● Task
Please retype the records below exactly, leaving out any pictures.

begin Supplied entries

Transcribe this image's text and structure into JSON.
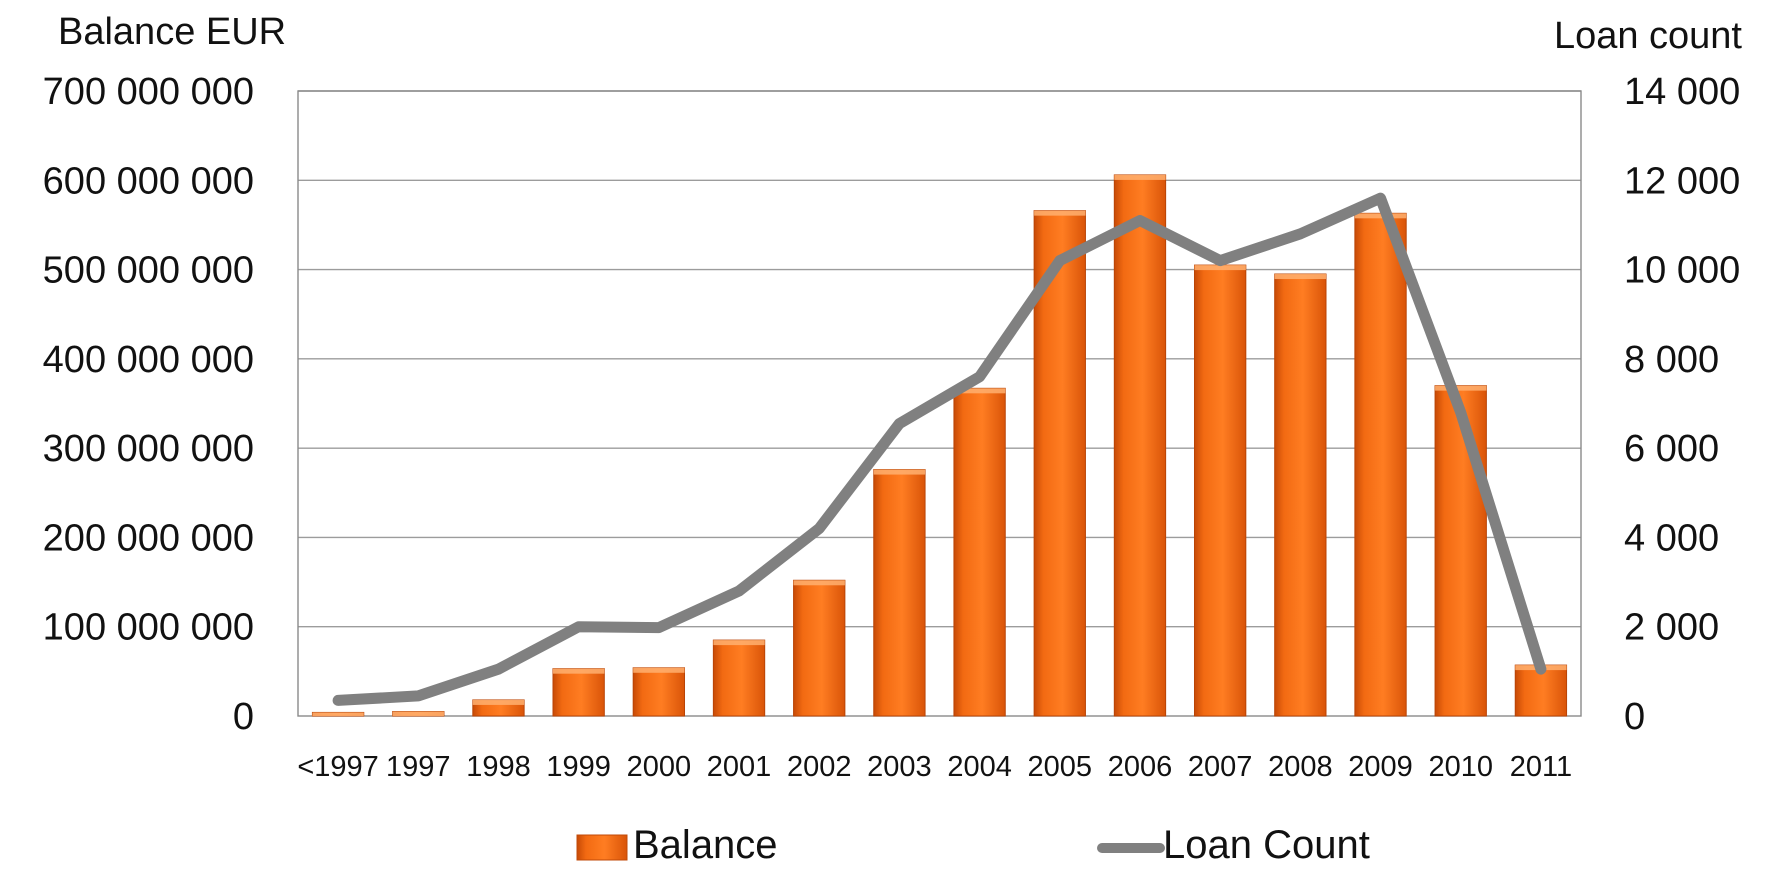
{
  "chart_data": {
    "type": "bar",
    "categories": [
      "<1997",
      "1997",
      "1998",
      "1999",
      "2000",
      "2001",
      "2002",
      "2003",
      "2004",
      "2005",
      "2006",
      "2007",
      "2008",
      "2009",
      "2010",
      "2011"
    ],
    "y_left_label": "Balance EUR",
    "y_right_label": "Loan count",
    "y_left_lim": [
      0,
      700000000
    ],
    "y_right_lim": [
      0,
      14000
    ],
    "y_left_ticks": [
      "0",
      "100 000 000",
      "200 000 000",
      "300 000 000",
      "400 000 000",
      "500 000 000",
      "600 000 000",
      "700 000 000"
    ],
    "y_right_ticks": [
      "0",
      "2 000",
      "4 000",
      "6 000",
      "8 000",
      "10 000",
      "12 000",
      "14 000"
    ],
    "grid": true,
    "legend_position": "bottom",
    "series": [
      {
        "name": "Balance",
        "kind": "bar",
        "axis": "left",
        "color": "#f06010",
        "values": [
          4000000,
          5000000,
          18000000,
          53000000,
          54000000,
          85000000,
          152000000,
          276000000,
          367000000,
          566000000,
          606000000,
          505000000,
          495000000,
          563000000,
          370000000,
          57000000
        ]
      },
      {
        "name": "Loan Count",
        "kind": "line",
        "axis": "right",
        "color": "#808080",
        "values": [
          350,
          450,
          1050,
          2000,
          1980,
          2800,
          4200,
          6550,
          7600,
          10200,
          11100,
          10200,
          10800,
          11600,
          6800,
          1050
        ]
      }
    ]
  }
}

end Supplied entries

● Final answer
Transcribe this image's text and structure into JSON.
{
  "chart_data": {
    "type": "bar",
    "categories": [
      "<1997",
      "1997",
      "1998",
      "1999",
      "2000",
      "2001",
      "2002",
      "2003",
      "2004",
      "2005",
      "2006",
      "2007",
      "2008",
      "2009",
      "2010",
      "2011"
    ],
    "y_left_label": "Balance EUR",
    "y_right_label": "Loan count",
    "y_left_lim": [
      0,
      700000000
    ],
    "y_right_lim": [
      0,
      14000
    ],
    "y_left_ticks": [
      "0",
      "100 000 000",
      "200 000 000",
      "300 000 000",
      "400 000 000",
      "500 000 000",
      "600 000 000",
      "700 000 000"
    ],
    "y_right_ticks": [
      "0",
      "2 000",
      "4 000",
      "6 000",
      "8 000",
      "10 000",
      "12 000",
      "14 000"
    ],
    "grid": true,
    "legend_position": "bottom",
    "series": [
      {
        "name": "Balance",
        "kind": "bar",
        "axis": "left",
        "color": "#f06010",
        "values": [
          4000000,
          5000000,
          18000000,
          53000000,
          54000000,
          85000000,
          152000000,
          276000000,
          367000000,
          566000000,
          606000000,
          505000000,
          495000000,
          563000000,
          370000000,
          57000000
        ]
      },
      {
        "name": "Loan Count",
        "kind": "line",
        "axis": "right",
        "color": "#808080",
        "values": [
          350,
          450,
          1050,
          2000,
          1980,
          2800,
          4200,
          6550,
          7600,
          10200,
          11100,
          10200,
          10800,
          11600,
          6800,
          1050
        ]
      }
    ]
  }
}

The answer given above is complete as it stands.